== Exercise prompt ==
Copy out the lines that include the word "общей".

[Data records]
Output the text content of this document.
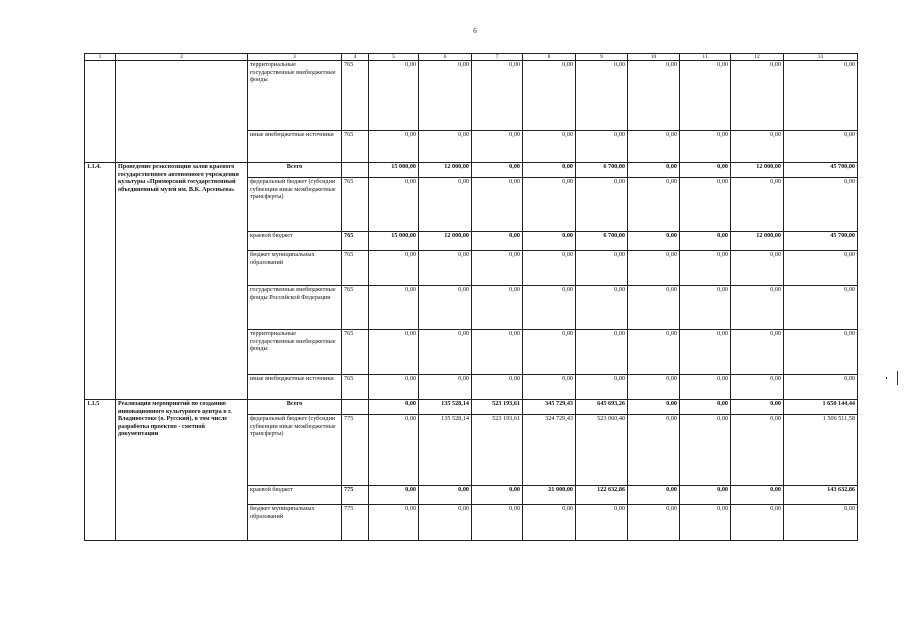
6
1	2	3	4	5	6	7	8	9	10	11	12	13
		территориальные государственные внебюджетные фонды	765	0,00	0,00	0,00	0,00	0,00	0,00	0,00	0,00	0,00
		иные внебюджетные источники	765	0,00	0,00	0,00	0,00	0,00	0,00	0,00	0,00	0,00
1.1.4.	Проведение реэкспозиции залов краевого государственного автономного учреждения культуры «Приморский государственный объединенный музей им. В.К. Арсеньева»	Всего		15 000,00	12 000,00	0,00	0,00	6 700,00	0,00	0,00	12 000,00	45 700,00
		федеральный бюджет (субсидии субвенции иные межбюджетные трансферты)	765	0,00	0,00	0,00	0,00	0,00	0,00	0,00	0,00	0,00
		краевой бюджет	765	15 000,00	12 000,00	0,00	0,00	6 700,00	0,00	0,00	12 000,00	45 700,00
		бюджет муниципальных образований	765	0,00	0,00	0,00	0,00	0,00	0,00	0,00	0,00	0,00
		государственные внебюджетные фонды Российской Федерации	765	0,00	0,00	0,00	0,00	0,00	0,00	0,00	0,00	0,00
		территориальные государственные внебюджетные фонды	765	0,00	0,00	0,00	0,00	0,00	0,00	0,00	0,00	0,00
		иные внебюджетные источники	765	0,00	0,00	0,00	0,00	0,00	0,00	0,00	0,00	0,00
1.1.5	Реализация мероприятий по созданию инновационного культурного центра в г. Владивостоке (о. Русский), в том числе разработка проектно - сметной документации	Всего		0,00	135 528,14	523 193,61	345 729,43	645 693,26	0,00	0,00	0,00	1 650 144,44
		федеральный бюджет (субсидии субвенции иные межбюджетные трансферты)	775	0,00	135 528,14	523 193,61	324 729,43	523 060,40	0,00	0,00	0,00	1 506 511,58
		краевой бюджет	775	0,00	0,00	0,00	21 000,00	122 632,86	0,00	0,00	0,00	143 632,86
		бюджет муниципальных образований	775	0,00	0,00	0,00	0,00	0,00	0,00	0,00	0,00	0,00
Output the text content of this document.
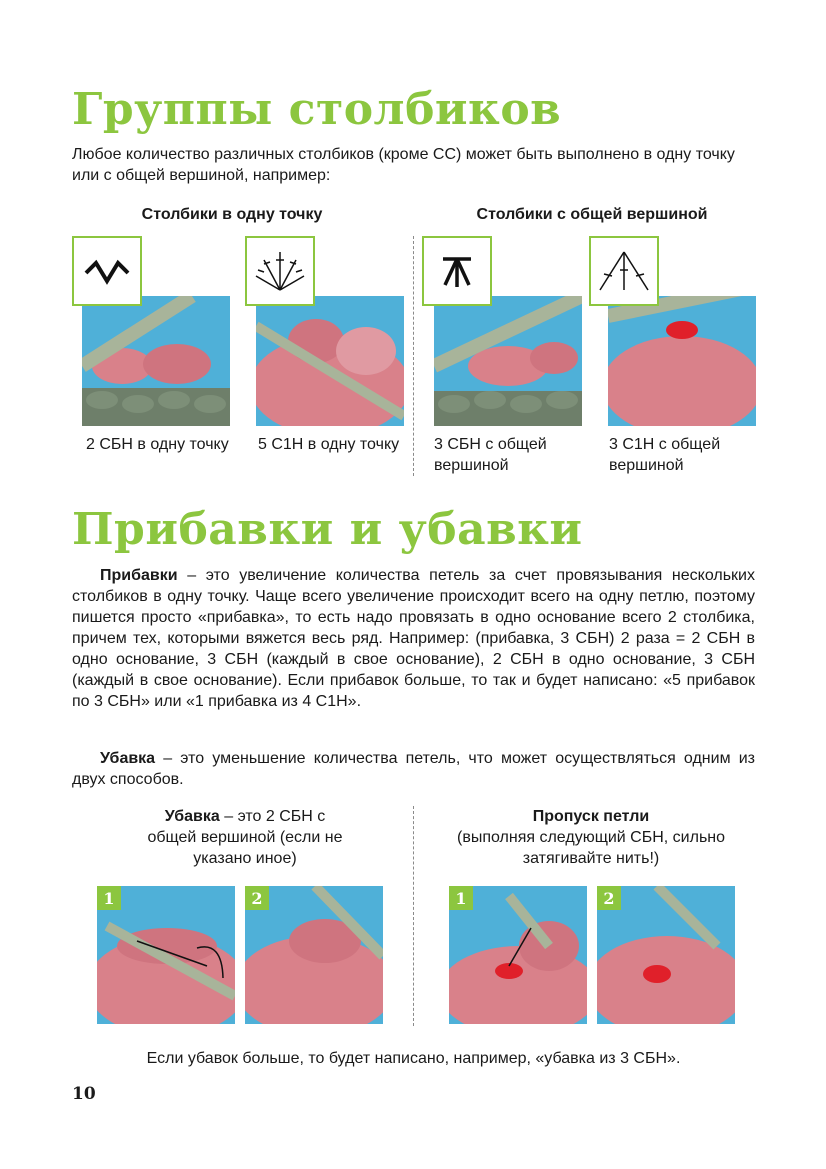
Группы столбиков

Любое количество различных столбиков (кроме СС) может быть выполнено в одну точку или с общей вершиной, например:

Столбики в одну точку	Столбики с общей вершиной
2 СБН в одну точку	5 С1Н в одну точку	3 СБН с общей вершиной
3 С1Н с общей вершиной
Прибавки и убавки

Прибавки – это увеличение количества петель за счет провязывания нескольких столбиков в одну точку. Чаще всего увеличение происходит всего на одну петлю, поэтому пишется просто «прибавка», то есть надо провязать в одно основание всего 2 столбика, причем тех, которыми вяжется весь ряд. Например: (прибавка, 3 СБН) 2 раза = 2 СБН в одно основание, 3 СБН (каждый в свое основание), 2 СБН в одно основание, 3 СБН (каждый в свое основание). Если прибавок больше, то так и будет написано: «5 прибавок по 3 СБН» или «1 прибавка из 4 С1Н».

Убавка – это уменьшение количества петель, что может осуществляться одним из двух способов.

Убавка – это 2 СБН с общей вершиной (если не указано иное)
Пропуск петли
(выполняя следующий СБН, сильно затягивайте нить!)
1	2	1	2

Если убавок больше, то будет написано, например, «убавка из 3 СБН».

10
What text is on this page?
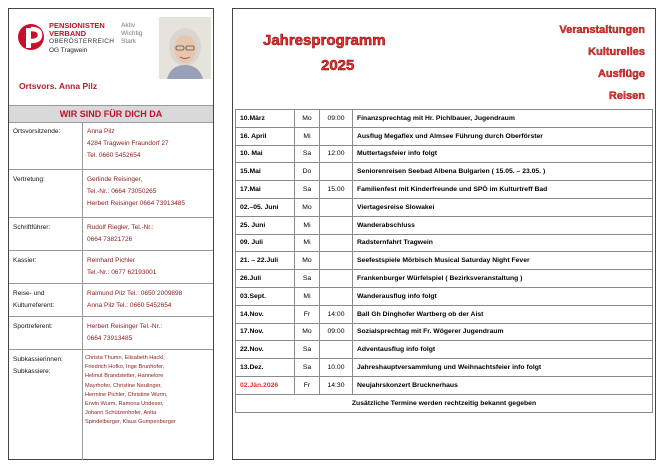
PENSIONISTEN
VERBAND
OBERÖSTERREICH
OG Tragwein
Aktiv
Wichtig
Stark
Ortsvors. Anna Pilz
WIR SIND FÜR DICH DA
Ortsvorsitzende:	Anna Pilz
4284 Tragwein Fraundorf 27
Tel. 0660 5452654
Vertretung:	Gerlinde Reisinger,
Tel.-Nr.: 0664 73050265
Herbert Reisinger 0664 73913485
Schriftführer:	Rudolf Riegler, Tel.-Nr.:
0664 73821726
Kassier:	Reinhard Pichler
Tel.-Nr.: 0677 62193001
Reise- und
Kulturreferent:
Raimund Pilz Tel.: 0650 2009898
Anna Pilz Tel.: 0660 5452654
Sportreferent:	Herbert Reisinger Tel.-Nr.:
0664 73913485
Subkassierinnen:
Subkassiere:
Christa Thumn, Elisabeth Hackl,
Friedrich Hofko, Inge Brunhofer,
Helmut Brandstetter, Hannelore
Mayrhofer, Christine Neulinger,
Hermine Pichler, Christine Wurm,
Erwin Wurm, Ramona Undeser,
Johann Schützenhofer, Anita
Spindelberger, Klaus Gumpenberger
Jahresprogramm
2025
Veranstaltungen
Kulturelles
Ausflüge
Reisen
10.März	Mo	09:00	Finanzsprechtag mit Hr. Pichlbauer, Jugendraum
16. April	Mi		Ausflug Megaflex und Almsee Führung durch Oberförster
10. Mai	Sa	12:00	Muttertagsfeier info folgt
15.Mai	Do		Seniorenreisen Seebad Albena Bulgarien ( 15.05. – 23.05. )
17.Mai	Sa	15.00	Familienfest mit Kinderfreunde und SPÖ im Kulturtreff Bad
02.–05. Juni	Mo		Viertagesreise Slowakei
25. Juni	Mi		Wanderabschluss
09. Juli	Mi		Radsternfahrt Tragwein
21. – 22.Juli	Mo		Seefestspiele Mörbisch Musical Saturday Night Fever
26.Juli	Sa		Frankenburger Würfelspiel ( Bezirksveranstaltung )
03.Sept.	Mi		Wanderausflug info folgt
14.Nov.	Fr	14:00	Ball Gh Dinghofer Wartberg ob der Aist
17.Nov.	Mo	09:00	Sozialsprechtag mit Fr. Wögerer Jugendraum
22.Nov.	Sa		Adventausflug info folgt
13.Dez.	Sa	10.00	Jahreshauptversammlung und Weihnachtsfeier info folgt
02.Jän.2026	Fr	14:30	Neujahrskonzert Brucknerhaus
Zusätzliche Termine werden rechtzeitig bekannt gegeben			
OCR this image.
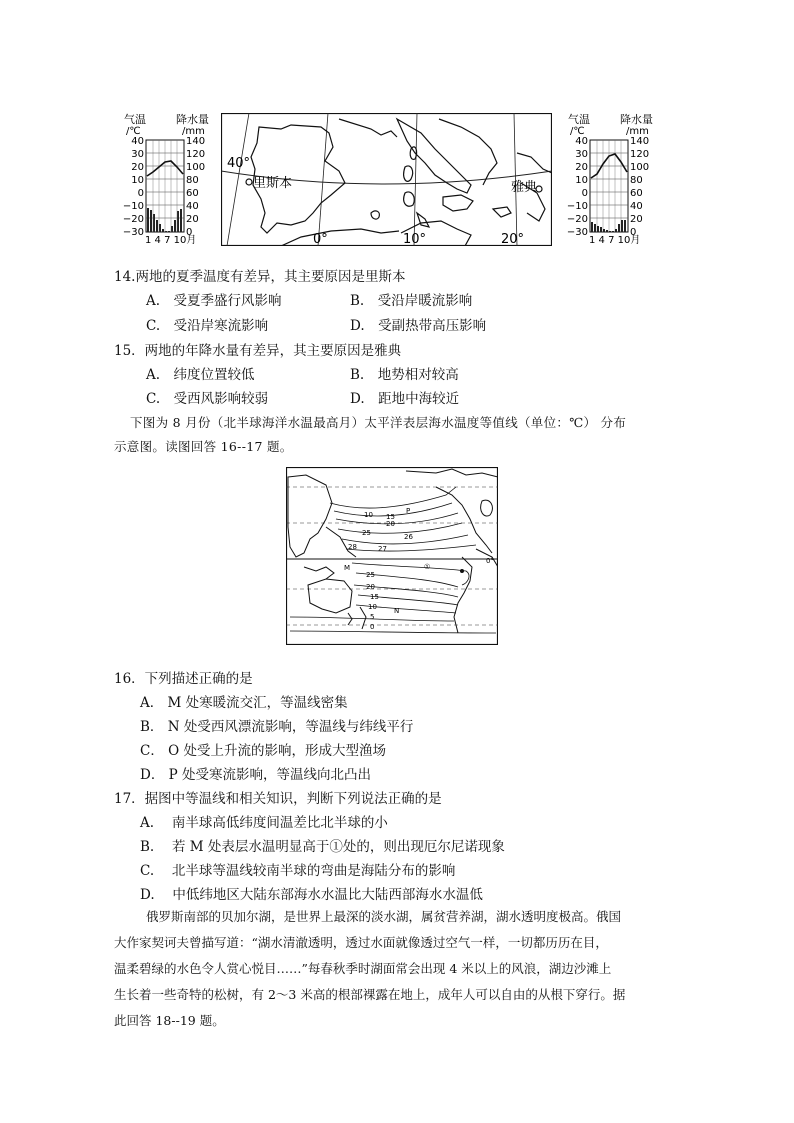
气温	降水量
/℃	/mm
40
30
20
10
0
−10
−20
−30
140
120
100
80
60
40
20
0
1 4 7 10月
40°
里斯本	雅典
0°	10°	20°
气温	降水量
/℃	/mm
40
30
20
10
0
−10
−20
−30
140
120
100
80
60
40
20
0
1 4 7 10月
14.两地的夏季温度有差异，其主要原因是里斯本
A.　受夏季盛行风影响	B.　受沿岸暖流影响
C.　受沿岸寒流影响	D.　受副热带高压影响
15．两地的年降水量有差异，其主要原因是雅典
A.　纬度位置较低	B.　地势相对较高
C.　受西风影响较弱	D.　距地中海较近
下图为 8 月份（北半球海洋水温最高月）太平洋表层海水温度等值线（单位：℃） 分布
示意图。读图回答 16--17 题。
10 15
20
25
28
26
27
P
M	①
25
20
15
10
5
0
N
0°
16．下列描述正确的是
A． M 处寒暖流交汇，等温线密集
B． N 处受西风漂流影响，等温线与纬线平行
C． O 处受上升流的影响，形成大型渔场
D． P 处受寒流影响，等温线向北凸出
17．据图中等温线和相关知识，判断下列说法正确的是
A.　 南半球高低纬度间温差比北半球的小
B.　 若 M 处表层水温明显高于①处的，则出现厄尔尼诺现象
C.　 北半球等温线较南半球的弯曲是海陆分布的影响
D.　 中低纬地区大陆东部海水水温比大陆西部海水水温低
俄罗斯南部的贝加尔湖，是世界上最深的淡水湖，属贫营养湖，湖水透明度极高。俄国
大作家契诃夫曾描写道：“湖水清澈透明，透过水面就像透过空气一样，一切都历历在目，
温柔碧绿的水色令人赏心悦目……”每春秋季时湖面常会出现 4 米以上的风浪，湖边沙滩上
生长着一些奇特的松树，有 2～3 米高的根部裸露在地上，成年人可以自由的从根下穿行。据
此回答 18--19 题。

== The answer ==
Любое количество различных столбиков (кроме СС) может быть выполнено в одну точку или с общей вершиной, например:
Столбики в одну точку	Столбики с общей вершиной
2 СБН в одну точку	5 С1Н в одну точку	3 СБН с общей вершиной
3 С1Н с общей вершиной
Убавка – это 2 СБН с общей вершиной (если не указано иное)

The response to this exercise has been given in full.